Items listed in a dataset:
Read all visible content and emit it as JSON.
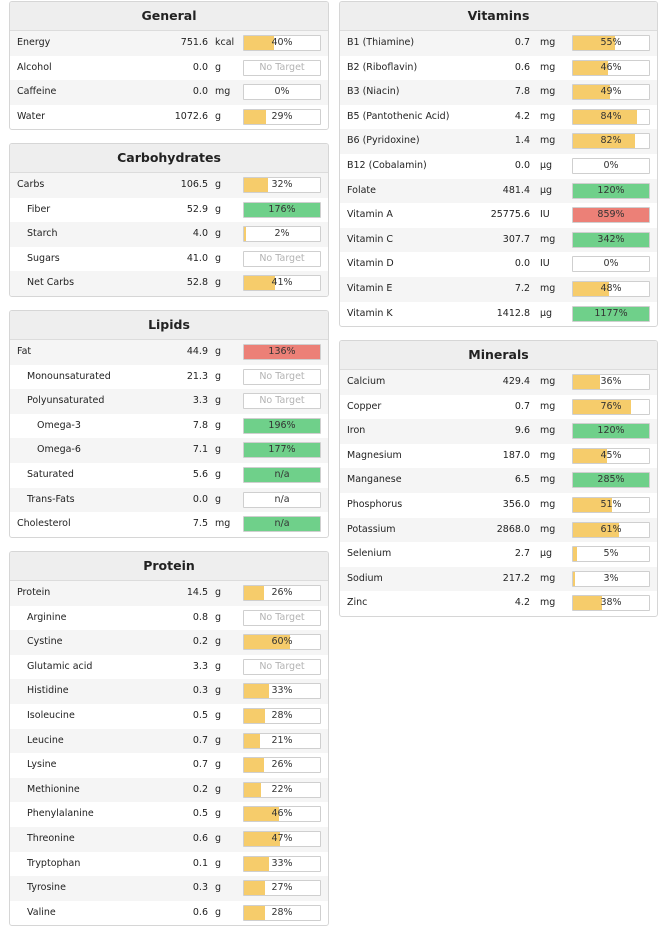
{
  "colors": {
    "yellow": "#f6cc6b",
    "green": "#6fd08a",
    "red": "#ec8077"
  },
  "left": [
    {
      "key": "general",
      "title": "General",
      "top": 1,
      "rows": [
        {
          "name": "Energy",
          "amount": "751.6",
          "unit": "kcal",
          "pct": "40%",
          "fill": 40,
          "color": "yellow",
          "indent": 0
        },
        {
          "name": "Alcohol",
          "amount": "0.0",
          "unit": "g",
          "pct": "No Target",
          "fill": 0,
          "color": "none",
          "indent": 0
        },
        {
          "name": "Caffeine",
          "amount": "0.0",
          "unit": "mg",
          "pct": "0%",
          "fill": 0,
          "color": "yellow",
          "indent": 0
        },
        {
          "name": "Water",
          "amount": "1072.6",
          "unit": "g",
          "pct": "29%",
          "fill": 29,
          "color": "yellow",
          "indent": 0
        }
      ]
    },
    {
      "key": "carbohydrates",
      "title": "Carbohydrates",
      "top": 143,
      "rows": [
        {
          "name": "Carbs",
          "amount": "106.5",
          "unit": "g",
          "pct": "32%",
          "fill": 32,
          "color": "yellow",
          "indent": 0
        },
        {
          "name": "Fiber",
          "amount": "52.9",
          "unit": "g",
          "pct": "176%",
          "fill": 100,
          "color": "green",
          "indent": 1
        },
        {
          "name": "Starch",
          "amount": "4.0",
          "unit": "g",
          "pct": "2%",
          "fill": 2,
          "color": "yellow",
          "indent": 1
        },
        {
          "name": "Sugars",
          "amount": "41.0",
          "unit": "g",
          "pct": "No Target",
          "fill": 0,
          "color": "none",
          "indent": 1
        },
        {
          "name": "Net Carbs",
          "amount": "52.8",
          "unit": "g",
          "pct": "41%",
          "fill": 41,
          "color": "yellow",
          "indent": 1
        }
      ]
    },
    {
      "key": "lipids",
      "title": "Lipids",
      "top": 310,
      "rows": [
        {
          "name": "Fat",
          "amount": "44.9",
          "unit": "g",
          "pct": "136%",
          "fill": 100,
          "color": "red",
          "indent": 0
        },
        {
          "name": "Monounsaturated",
          "amount": "21.3",
          "unit": "g",
          "pct": "No Target",
          "fill": 0,
          "color": "none",
          "indent": 1
        },
        {
          "name": "Polyunsaturated",
          "amount": "3.3",
          "unit": "g",
          "pct": "No Target",
          "fill": 0,
          "color": "none",
          "indent": 1
        },
        {
          "name": "Omega-3",
          "amount": "7.8",
          "unit": "g",
          "pct": "196%",
          "fill": 100,
          "color": "green",
          "indent": 2
        },
        {
          "name": "Omega-6",
          "amount": "7.1",
          "unit": "g",
          "pct": "177%",
          "fill": 100,
          "color": "green",
          "indent": 2
        },
        {
          "name": "Saturated",
          "amount": "5.6",
          "unit": "g",
          "pct": "n/a",
          "fill": 100,
          "color": "green",
          "indent": 1
        },
        {
          "name": "Trans-Fats",
          "amount": "0.0",
          "unit": "g",
          "pct": "n/a",
          "fill": 0,
          "color": "none",
          "indent": 1
        },
        {
          "name": "Cholesterol",
          "amount": "7.5",
          "unit": "mg",
          "pct": "n/a",
          "fill": 100,
          "color": "green",
          "indent": 0
        }
      ]
    },
    {
      "key": "protein",
      "title": "Protein",
      "top": 551,
      "rows": [
        {
          "name": "Protein",
          "amount": "14.5",
          "unit": "g",
          "pct": "26%",
          "fill": 26,
          "color": "yellow",
          "indent": 0
        },
        {
          "name": "Arginine",
          "amount": "0.8",
          "unit": "g",
          "pct": "No Target",
          "fill": 0,
          "color": "none",
          "indent": 1
        },
        {
          "name": "Cystine",
          "amount": "0.2",
          "unit": "g",
          "pct": "60%",
          "fill": 60,
          "color": "yellow",
          "indent": 1
        },
        {
          "name": "Glutamic acid",
          "amount": "3.3",
          "unit": "g",
          "pct": "No Target",
          "fill": 0,
          "color": "none",
          "indent": 1
        },
        {
          "name": "Histidine",
          "amount": "0.3",
          "unit": "g",
          "pct": "33%",
          "fill": 33,
          "color": "yellow",
          "indent": 1
        },
        {
          "name": "Isoleucine",
          "amount": "0.5",
          "unit": "g",
          "pct": "28%",
          "fill": 28,
          "color": "yellow",
          "indent": 1
        },
        {
          "name": "Leucine",
          "amount": "0.7",
          "unit": "g",
          "pct": "21%",
          "fill": 21,
          "color": "yellow",
          "indent": 1
        },
        {
          "name": "Lysine",
          "amount": "0.7",
          "unit": "g",
          "pct": "26%",
          "fill": 26,
          "color": "yellow",
          "indent": 1
        },
        {
          "name": "Methionine",
          "amount": "0.2",
          "unit": "g",
          "pct": "22%",
          "fill": 22,
          "color": "yellow",
          "indent": 1
        },
        {
          "name": "Phenylalanine",
          "amount": "0.5",
          "unit": "g",
          "pct": "46%",
          "fill": 46,
          "color": "yellow",
          "indent": 1
        },
        {
          "name": "Threonine",
          "amount": "0.6",
          "unit": "g",
          "pct": "47%",
          "fill": 47,
          "color": "yellow",
          "indent": 1
        },
        {
          "name": "Tryptophan",
          "amount": "0.1",
          "unit": "g",
          "pct": "33%",
          "fill": 33,
          "color": "yellow",
          "indent": 1
        },
        {
          "name": "Tyrosine",
          "amount": "0.3",
          "unit": "g",
          "pct": "27%",
          "fill": 27,
          "color": "yellow",
          "indent": 1
        },
        {
          "name": "Valine",
          "amount": "0.6",
          "unit": "g",
          "pct": "28%",
          "fill": 28,
          "color": "yellow",
          "indent": 1
        }
      ]
    }
  ],
  "right": [
    {
      "key": "vitamins",
      "title": "Vitamins",
      "top": 1,
      "rows": [
        {
          "name": "B1 (Thiamine)",
          "amount": "0.7",
          "unit": "mg",
          "pct": "55%",
          "fill": 55,
          "color": "yellow",
          "indent": 0
        },
        {
          "name": "B2 (Riboflavin)",
          "amount": "0.6",
          "unit": "mg",
          "pct": "46%",
          "fill": 46,
          "color": "yellow",
          "indent": 0
        },
        {
          "name": "B3 (Niacin)",
          "amount": "7.8",
          "unit": "mg",
          "pct": "49%",
          "fill": 49,
          "color": "yellow",
          "indent": 0
        },
        {
          "name": "B5 (Pantothenic Acid)",
          "amount": "4.2",
          "unit": "mg",
          "pct": "84%",
          "fill": 84,
          "color": "yellow",
          "indent": 0
        },
        {
          "name": "B6 (Pyridoxine)",
          "amount": "1.4",
          "unit": "mg",
          "pct": "82%",
          "fill": 82,
          "color": "yellow",
          "indent": 0
        },
        {
          "name": "B12 (Cobalamin)",
          "amount": "0.0",
          "unit": "µg",
          "pct": "0%",
          "fill": 0,
          "color": "yellow",
          "indent": 0
        },
        {
          "name": "Folate",
          "amount": "481.4",
          "unit": "µg",
          "pct": "120%",
          "fill": 100,
          "color": "green",
          "indent": 0
        },
        {
          "name": "Vitamin A",
          "amount": "25775.6",
          "unit": "IU",
          "pct": "859%",
          "fill": 100,
          "color": "red",
          "indent": 0
        },
        {
          "name": "Vitamin C",
          "amount": "307.7",
          "unit": "mg",
          "pct": "342%",
          "fill": 100,
          "color": "green",
          "indent": 0
        },
        {
          "name": "Vitamin D",
          "amount": "0.0",
          "unit": "IU",
          "pct": "0%",
          "fill": 0,
          "color": "yellow",
          "indent": 0
        },
        {
          "name": "Vitamin E",
          "amount": "7.2",
          "unit": "mg",
          "pct": "48%",
          "fill": 48,
          "color": "yellow",
          "indent": 0
        },
        {
          "name": "Vitamin K",
          "amount": "1412.8",
          "unit": "µg",
          "pct": "1177%",
          "fill": 100,
          "color": "green",
          "indent": 0
        }
      ]
    },
    {
      "key": "minerals",
      "title": "Minerals",
      "top": 340,
      "rows": [
        {
          "name": "Calcium",
          "amount": "429.4",
          "unit": "mg",
          "pct": "36%",
          "fill": 36,
          "color": "yellow",
          "indent": 0
        },
        {
          "name": "Copper",
          "amount": "0.7",
          "unit": "mg",
          "pct": "76%",
          "fill": 76,
          "color": "yellow",
          "indent": 0
        },
        {
          "name": "Iron",
          "amount": "9.6",
          "unit": "mg",
          "pct": "120%",
          "fill": 100,
          "color": "green",
          "indent": 0
        },
        {
          "name": "Magnesium",
          "amount": "187.0",
          "unit": "mg",
          "pct": "45%",
          "fill": 45,
          "color": "yellow",
          "indent": 0
        },
        {
          "name": "Manganese",
          "amount": "6.5",
          "unit": "mg",
          "pct": "285%",
          "fill": 100,
          "color": "green",
          "indent": 0
        },
        {
          "name": "Phosphorus",
          "amount": "356.0",
          "unit": "mg",
          "pct": "51%",
          "fill": 51,
          "color": "yellow",
          "indent": 0
        },
        {
          "name": "Potassium",
          "amount": "2868.0",
          "unit": "mg",
          "pct": "61%",
          "fill": 61,
          "color": "yellow",
          "indent": 0
        },
        {
          "name": "Selenium",
          "amount": "2.7",
          "unit": "µg",
          "pct": "5%",
          "fill": 5,
          "color": "yellow",
          "indent": 0
        },
        {
          "name": "Sodium",
          "amount": "217.2",
          "unit": "mg",
          "pct": "3%",
          "fill": 3,
          "color": "yellow",
          "indent": 0
        },
        {
          "name": "Zinc",
          "amount": "4.2",
          "unit": "mg",
          "pct": "38%",
          "fill": 38,
          "color": "yellow",
          "indent": 0
        }
      ]
    }
  ]
}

> **WHAT IS EXPECTED**
Copy out every line of the data that includes "title".

> **RESPONSE**
      "title": "General",
      "title": "Carbohydrates",
      "title": "Lipids",
      "title": "Protein",
      "title": "Vitamins",
      "title": "Minerals",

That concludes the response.